▶ [Goal]
Please format every line in the records below as a numbered list, leaving out blank lines and the pictures.

▶ [Dataset excerpts]

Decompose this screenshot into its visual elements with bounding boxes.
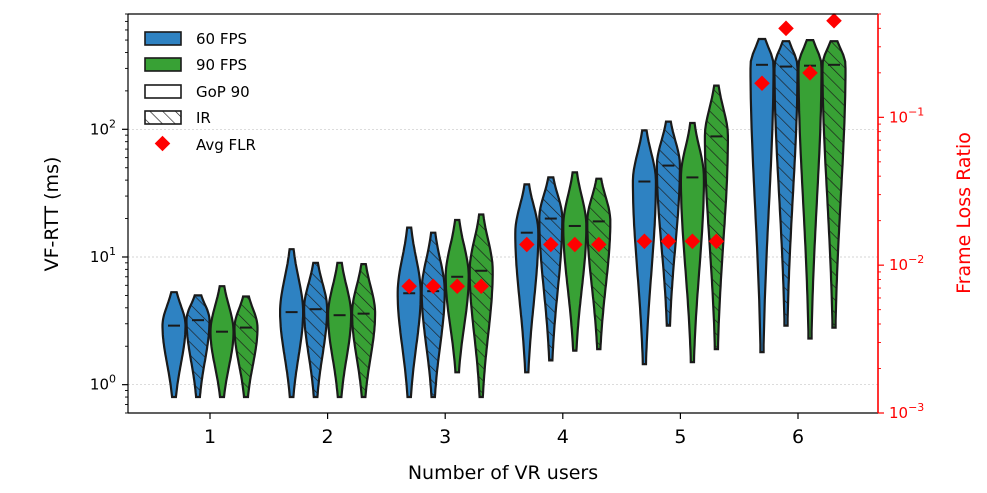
y-tick-label: 101 xyxy=(90,245,116,266)
flr-markers xyxy=(401,12,842,295)
violin-90fps-gop90-4-outline xyxy=(562,171,588,352)
violin-60fps-gop90-5-outline xyxy=(631,129,657,366)
flr-marker xyxy=(684,233,701,250)
violin-90fps-ir-1-hatch xyxy=(234,296,258,397)
violin-60fps-ir-5-outline xyxy=(655,120,681,327)
flr-marker xyxy=(567,236,583,253)
violin-60fps-gop90-3 xyxy=(397,227,421,397)
legend-swatch-90fps xyxy=(144,57,182,72)
violin-60fps-gop90-4-outline xyxy=(514,183,540,374)
flr-marker xyxy=(519,236,535,253)
x-tick-label: 3 xyxy=(439,426,451,448)
axes: 1 2 3 4 5 6 100 101 102 10−3 10−2 10−1 xyxy=(90,13,924,448)
violin-60fps-gop90-1 xyxy=(162,292,186,397)
y2-tick-label: 10−1 xyxy=(889,105,924,126)
violin-60fps-ir-4-outline xyxy=(538,176,564,362)
legend-swatch-gop90 xyxy=(144,84,182,99)
legend-marker-flr xyxy=(154,135,171,152)
violin-60fps-ir-1-hatch xyxy=(186,295,210,397)
flr-marker xyxy=(660,233,677,250)
violin-60fps-gop90-2 xyxy=(280,249,304,397)
violin-90fps-ir-6-hatch xyxy=(822,41,846,328)
violin-90fps-gop90-2-outline xyxy=(327,261,353,399)
violin-90fps-ir-3-hatch xyxy=(469,214,493,397)
x-tick-label: 2 xyxy=(322,426,334,448)
x-tick-label: 6 xyxy=(792,426,804,448)
violin-60fps-gop90-6-outline xyxy=(749,37,775,354)
violin-90fps-gop90-1 xyxy=(210,286,234,397)
violin-90fps-ir-1-outline xyxy=(233,295,259,399)
violin-60fps-ir-5-hatch xyxy=(656,121,680,326)
flr-marker xyxy=(826,12,842,29)
violin-60fps-ir-3-outline xyxy=(420,231,446,399)
legend-label-flr: Avg FLR xyxy=(196,136,256,154)
violin-60fps-ir-6-outline xyxy=(773,40,799,327)
flr-marker xyxy=(708,233,725,250)
violin-60fps-gop90-6 xyxy=(750,39,774,353)
violin-90fps-gop90-4 xyxy=(563,172,587,351)
x-tick-label: 1 xyxy=(204,426,216,448)
violin-90fps-gop90-6 xyxy=(798,40,822,339)
violin-90fps-gop90-3 xyxy=(445,220,469,373)
violin-90fps-gop90-1-outline xyxy=(209,285,235,399)
flr-marker xyxy=(778,20,794,37)
violin-90fps-gop90-5-outline xyxy=(679,121,705,364)
violin-60fps-gop90-3-outline xyxy=(396,226,422,399)
violin-60fps-gop90-1-outline xyxy=(161,291,187,399)
flr-marker xyxy=(636,233,653,250)
violin-60fps-gop90-2-outline xyxy=(279,248,305,399)
y-tick-label: 102 xyxy=(90,117,116,138)
legend-label-60fps: 60 FPS xyxy=(196,30,247,48)
violin-90fps-gop90-2 xyxy=(328,262,352,397)
violin-60fps-ir-6-hatch xyxy=(774,41,798,326)
violin-60fps-ir-4-hatch xyxy=(539,177,563,361)
y2-tick-label: 10−2 xyxy=(889,253,924,274)
y-axis-label: VF-RTT (ms) xyxy=(41,157,63,272)
y2-tick-label: 10−3 xyxy=(889,401,924,422)
violins xyxy=(161,37,847,399)
legend: 60 FPS 90 FPS GoP 90 IR Avg FLR xyxy=(144,30,256,154)
y2-axis-label: Frame Loss Ratio xyxy=(953,132,975,294)
y-tick-label: 100 xyxy=(90,373,116,394)
violin-90fps-ir-5-outline xyxy=(703,84,729,351)
violin-90fps-ir-6-outline xyxy=(821,40,847,329)
legend-swatch-ir xyxy=(144,110,182,125)
violin-90fps-ir-3-outline xyxy=(468,213,494,399)
legend-label-ir: IR xyxy=(196,109,211,127)
legend-label-gop90: GoP 90 xyxy=(196,83,250,101)
violin-90fps-ir-4-outline xyxy=(586,177,612,351)
x-tick-label: 5 xyxy=(674,426,686,448)
violin-60fps-ir-1-outline xyxy=(185,294,211,399)
legend-label-90fps: 90 FPS xyxy=(196,56,247,74)
flr-marker xyxy=(543,236,559,253)
violin-90fps-gop90-6-outline xyxy=(797,39,823,340)
violin-90fps-ir-2-outline xyxy=(351,263,377,399)
flr-marker xyxy=(591,236,607,253)
violin-90fps-ir-5-hatch xyxy=(704,85,728,350)
legend-swatch-60fps xyxy=(144,31,182,46)
x-tick-label: 4 xyxy=(557,426,569,448)
violin-60fps-gop90-4 xyxy=(515,184,539,373)
violin-60fps-ir-2-hatch xyxy=(304,262,328,397)
x-axis-label: Number of VR users xyxy=(408,462,598,484)
violin-90fps-gop90-3-outline xyxy=(444,218,470,374)
violin-90fps-ir-2-hatch xyxy=(352,264,376,397)
violin-60fps-ir-2-outline xyxy=(303,261,329,399)
violin-60fps-ir-3-hatch xyxy=(421,232,445,397)
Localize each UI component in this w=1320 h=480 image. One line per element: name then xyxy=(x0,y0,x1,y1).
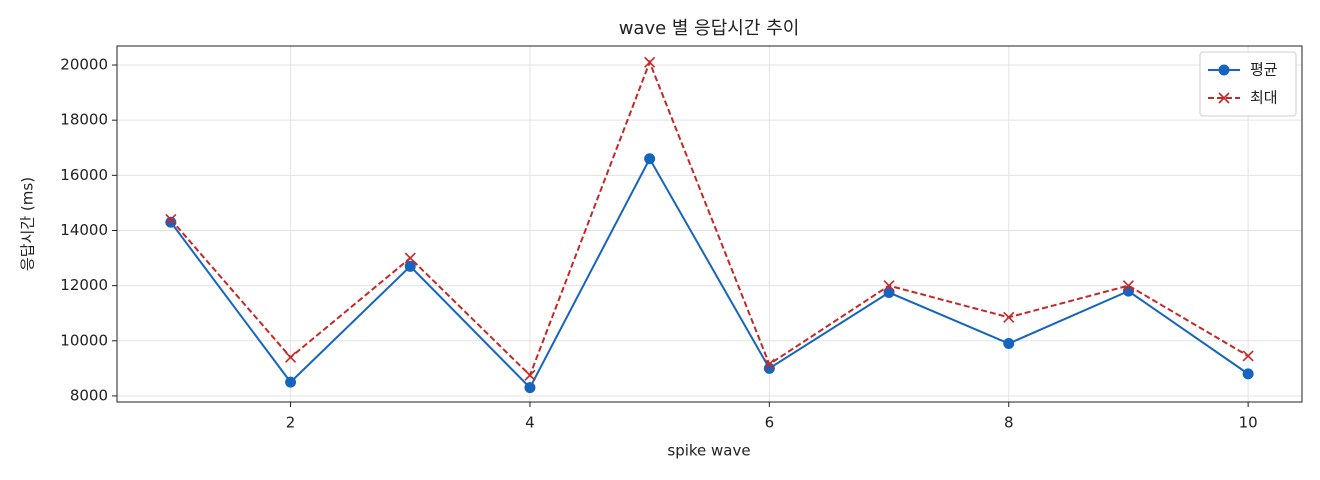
marker xyxy=(524,369,536,381)
marker xyxy=(1218,92,1230,104)
series-line xyxy=(170,59,1249,378)
plot-frame xyxy=(116,45,1303,403)
marker xyxy=(1003,311,1015,323)
series-line xyxy=(170,156,1249,390)
marker xyxy=(284,351,297,363)
marker xyxy=(883,280,895,292)
x-axis-label: spike wave xyxy=(667,442,750,460)
legend-box xyxy=(1199,51,1297,117)
marker xyxy=(644,56,656,68)
marker xyxy=(763,358,775,370)
legend-label: 최대 xyxy=(1250,89,1278,107)
marker xyxy=(883,287,895,299)
marker xyxy=(763,362,775,374)
chart-title: wave 별 응답시간 추이 xyxy=(619,18,800,39)
marker xyxy=(1242,350,1254,362)
marker xyxy=(1122,280,1135,292)
x-tick-label: 2 xyxy=(286,414,296,432)
y-axis-label: 응답시간 (ms) xyxy=(19,177,37,271)
marker xyxy=(1242,368,1254,380)
y-tick-label: 10000 xyxy=(60,331,108,349)
marker xyxy=(404,252,416,264)
y-tick-label: 14000 xyxy=(60,221,108,239)
marker xyxy=(165,216,177,228)
marker xyxy=(524,382,536,394)
y-tick-label: 8000 xyxy=(70,386,108,404)
x-tick-label: 6 xyxy=(765,414,775,432)
marker xyxy=(644,153,656,165)
y-tick-label: 18000 xyxy=(60,111,108,129)
y-tick-label: 20000 xyxy=(60,56,108,74)
y-tick-label: 12000 xyxy=(60,276,108,294)
marker xyxy=(1218,64,1230,76)
y-tick-label: 16000 xyxy=(60,166,108,184)
x-tick-label: 8 xyxy=(1004,414,1014,432)
legend-label: 평균 xyxy=(1250,61,1278,79)
marker xyxy=(404,260,416,272)
marker xyxy=(165,213,177,226)
x-tick-label: 10 xyxy=(1239,414,1258,432)
marker xyxy=(1003,338,1015,350)
x-tick-label: 4 xyxy=(525,414,535,432)
marker xyxy=(285,376,297,388)
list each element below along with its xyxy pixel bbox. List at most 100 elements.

▶ [Response to this task]
1. Decompose this screenshot into its visual elements with bounding boxes.
2. y-tick-label: 101 xyxy=(90,245,116,266)
3. flr-markers xyxy=(401,12,842,295)
4. violin-90fps-gop90-4-outline xyxy=(562,171,588,352)
5. violin-60fps-gop90-5-outline xyxy=(631,129,657,366)
6. flr-marker xyxy=(684,233,701,250)
7. violin-90fps-ir-1-hatch xyxy=(234,296,258,397)
8. violin-60fps-ir-5-outline xyxy=(655,120,681,327)
9. flr-marker xyxy=(567,236,583,253)
10. violin-60fps-gop90-3 xyxy=(397,227,421,397)
11. legend-swatch-90fps xyxy=(144,57,182,72)
12. violin-60fps-gop90-4-outline xyxy=(514,183,540,374)
13. flr-marker xyxy=(519,236,535,253)
14. x-tick-label: 3 xyxy=(439,426,451,448)
15. axes: 1 2 3 4 5 6 100 101 102 10−3 10−2 10−1 xyxy=(90,13,924,448)
16. violin-60fps-gop90-1 xyxy=(162,292,186,397)
17. y2-tick-label: 10−1 xyxy=(889,105,924,126)
18. violin-60fps-ir-4-outline xyxy=(538,176,564,362)
19. legend-swatch-gop90 xyxy=(144,84,182,99)
20. legend-marker-flr xyxy=(154,135,171,152)
21. violin-60fps-ir-1-hatch xyxy=(186,295,210,397)
22. flr-marker xyxy=(660,233,677,250)
23. violin-60fps-gop90-2 xyxy=(280,249,304,397)
24. violin-90fps-ir-6-hatch xyxy=(822,41,846,328)
25. violin-90fps-gop90-2-outline xyxy=(327,261,353,399)
26. violin-90fps-ir-3-hatch xyxy=(469,214,493,397)
27. x-tick-label: 2 xyxy=(322,426,334,448)
28. x-tick-label: 6 xyxy=(792,426,804,448)
29. violin-60fps-gop90-6-outline xyxy=(749,37,775,354)
30. violin-90fps-gop90-1 xyxy=(210,286,234,397)
31. violin-90fps-ir-1-outline xyxy=(233,295,259,399)
32. violin-60fps-ir-5-hatch xyxy=(656,121,680,326)
33. flr-marker xyxy=(826,12,842,29)
34. violin-60fps-ir-3-outline xyxy=(420,231,446,399)
35. legend-label-flr: Avg FLR xyxy=(196,136,256,154)
36. violin-60fps-ir-6-outline xyxy=(773,40,799,327)
37. flr-marker xyxy=(708,233,725,250)
38. violin-60fps-gop90-6 xyxy=(750,39,774,353)
39. violin-90fps-gop90-4 xyxy=(563,172,587,351)
40. x-tick-label: 1 xyxy=(204,426,216,448)
41. violin-90fps-gop90-6 xyxy=(798,40,822,339)
42. violin-90fps-gop90-3 xyxy=(445,220,469,373)
43. violin-90fps-gop90-1-outline xyxy=(209,285,235,399)
44. flr-marker xyxy=(778,20,794,37)
45. violin-90fps-gop90-5-outline xyxy=(679,121,705,364)
46. violin-60fps-gop90-3-outline xyxy=(396,226,422,399)
47. violin-60fps-gop90-1-outline xyxy=(161,291,187,399)
48. flr-marker xyxy=(636,233,653,250)
49. violin-60fps-gop90-2-outline xyxy=(279,248,305,399)
50. y-tick-label: 102 xyxy=(90,117,116,138)
51. legend-label-60fps: 60 FPS xyxy=(196,30,247,48)
52. violin-90fps-gop90-2 xyxy=(328,262,352,397)
53. violin-60fps-ir-6-hatch xyxy=(774,41,798,326)
54. violin-60fps-ir-4-hatch xyxy=(539,177,563,361)
55. y2-tick-label: 10−2 xyxy=(889,253,924,274)
56. y-axis-label: VF-RTT (ms) xyxy=(41,157,63,272)
57. y2-tick-label: 10−3 xyxy=(889,401,924,422)
58. violins xyxy=(161,37,847,399)
59. legend: 60 FPS 90 FPS GoP 90 IR Avg FLR xyxy=(144,30,256,154)
60. y2-axis-label: Frame Loss Ratio xyxy=(953,132,975,294)
61. y-tick-label: 100 xyxy=(90,373,116,394)
62. violin-90fps-ir-5-outline xyxy=(703,84,729,351)
63. violin-90fps-ir-6-outline xyxy=(821,40,847,329)
64. legend-swatch-ir xyxy=(144,110,182,125)
65. violin-90fps-ir-3-outline xyxy=(468,213,494,399)
66. legend-label-ir: IR xyxy=(196,109,211,127)
67. legend-label-gop90: GoP 90 xyxy=(196,83,250,101)
68. violin-90fps-ir-4-outline xyxy=(586,177,612,351)
69. x-tick-label: 5 xyxy=(674,426,686,448)
70. violin-60fps-ir-1-outline xyxy=(185,294,211,399)
71. legend-label-90fps: 90 FPS xyxy=(196,56,247,74)
72. flr-marker xyxy=(543,236,559,253)
73. violin-90fps-gop90-6-outline xyxy=(797,39,823,340)
74. violin-90fps-ir-2-outline xyxy=(351,263,377,399)
75. flr-marker xyxy=(591,236,607,253)
76. violin-90fps-ir-5-hatch xyxy=(704,85,728,350)
77. legend-swatch-60fps xyxy=(144,31,182,46)
78. x-tick-label: 4 xyxy=(557,426,569,448)
79. violin-60fps-gop90-4 xyxy=(515,184,539,373)
80. violin-60fps-ir-2-hatch xyxy=(304,262,328,397)
81. x-axis-label: Number of VR users xyxy=(408,462,598,484)
82. violin-90fps-gop90-3-outline xyxy=(444,218,470,374)
83. violin-90fps-ir-2-hatch xyxy=(352,264,376,397)
84. violin-60fps-ir-2-outline xyxy=(303,261,329,399)
85. violin-60fps-ir-3-hatch xyxy=(421,232,445,397)
86. Localize each UI component in this w=1320 h=480 image. One line per element: name then xyxy=(x0,y0,x1,y1).
87. marker xyxy=(524,369,536,381)
88. marker xyxy=(1218,92,1230,104)
89. series-line xyxy=(170,59,1249,378)
90. plot-frame xyxy=(116,45,1303,403)
91. marker xyxy=(1003,311,1015,323)
92. series-line xyxy=(170,156,1249,390)
93. marker xyxy=(284,351,297,363)
94. marker xyxy=(883,280,895,292)
95. x-axis-label: spike wave xyxy=(667,442,750,460)
96. legend-box xyxy=(1199,51,1297,117)
97. marker xyxy=(644,56,656,68)
98. marker xyxy=(763,358,775,370)
99. legend-label: 최대 xyxy=(1250,89,1278,107)
100. marker xyxy=(883,287,895,299)
101. marker xyxy=(763,362,775,374)
102. chart-title: wave 별 응답시간 추이 xyxy=(619,18,800,39)
103. marker xyxy=(1242,350,1254,362)
104. marker xyxy=(1122,280,1135,292)
105. x-tick-label: 2 xyxy=(286,414,296,432)
106. y-axis-label: 응답시간 (ms) xyxy=(19,177,37,271)
107. marker xyxy=(1242,368,1254,380)
108. y-tick-label: 10000 xyxy=(60,331,108,349)
109. marker xyxy=(404,252,416,264)
110. y-tick-label: 14000 xyxy=(60,221,108,239)
111. marker xyxy=(165,216,177,228)
112. marker xyxy=(524,382,536,394)
113. y-tick-label: 8000 xyxy=(70,386,108,404)
114. x-tick-label: 6 xyxy=(765,414,775,432)
115. marker xyxy=(644,153,656,165)
116. y-tick-label: 18000 xyxy=(60,111,108,129)
117. y-tick-label: 20000 xyxy=(60,56,108,74)
118. y-tick-label: 12000 xyxy=(60,276,108,294)
119. marker xyxy=(1218,64,1230,76)
120. y-tick-label: 16000 xyxy=(60,166,108,184)
121. x-tick-label: 8 xyxy=(1004,414,1014,432)
122. legend-label: 평균 xyxy=(1250,61,1278,79)
123. marker xyxy=(404,260,416,272)
124. marker xyxy=(165,213,177,226)
125. x-tick-label: 10 xyxy=(1239,414,1258,432)
126. marker xyxy=(1003,338,1015,350)
127. x-tick-label: 4 xyxy=(525,414,535,432)
128. marker xyxy=(285,376,297,388)
129. list each element below along with its xyxy pixel bbox. List at most 100 elements.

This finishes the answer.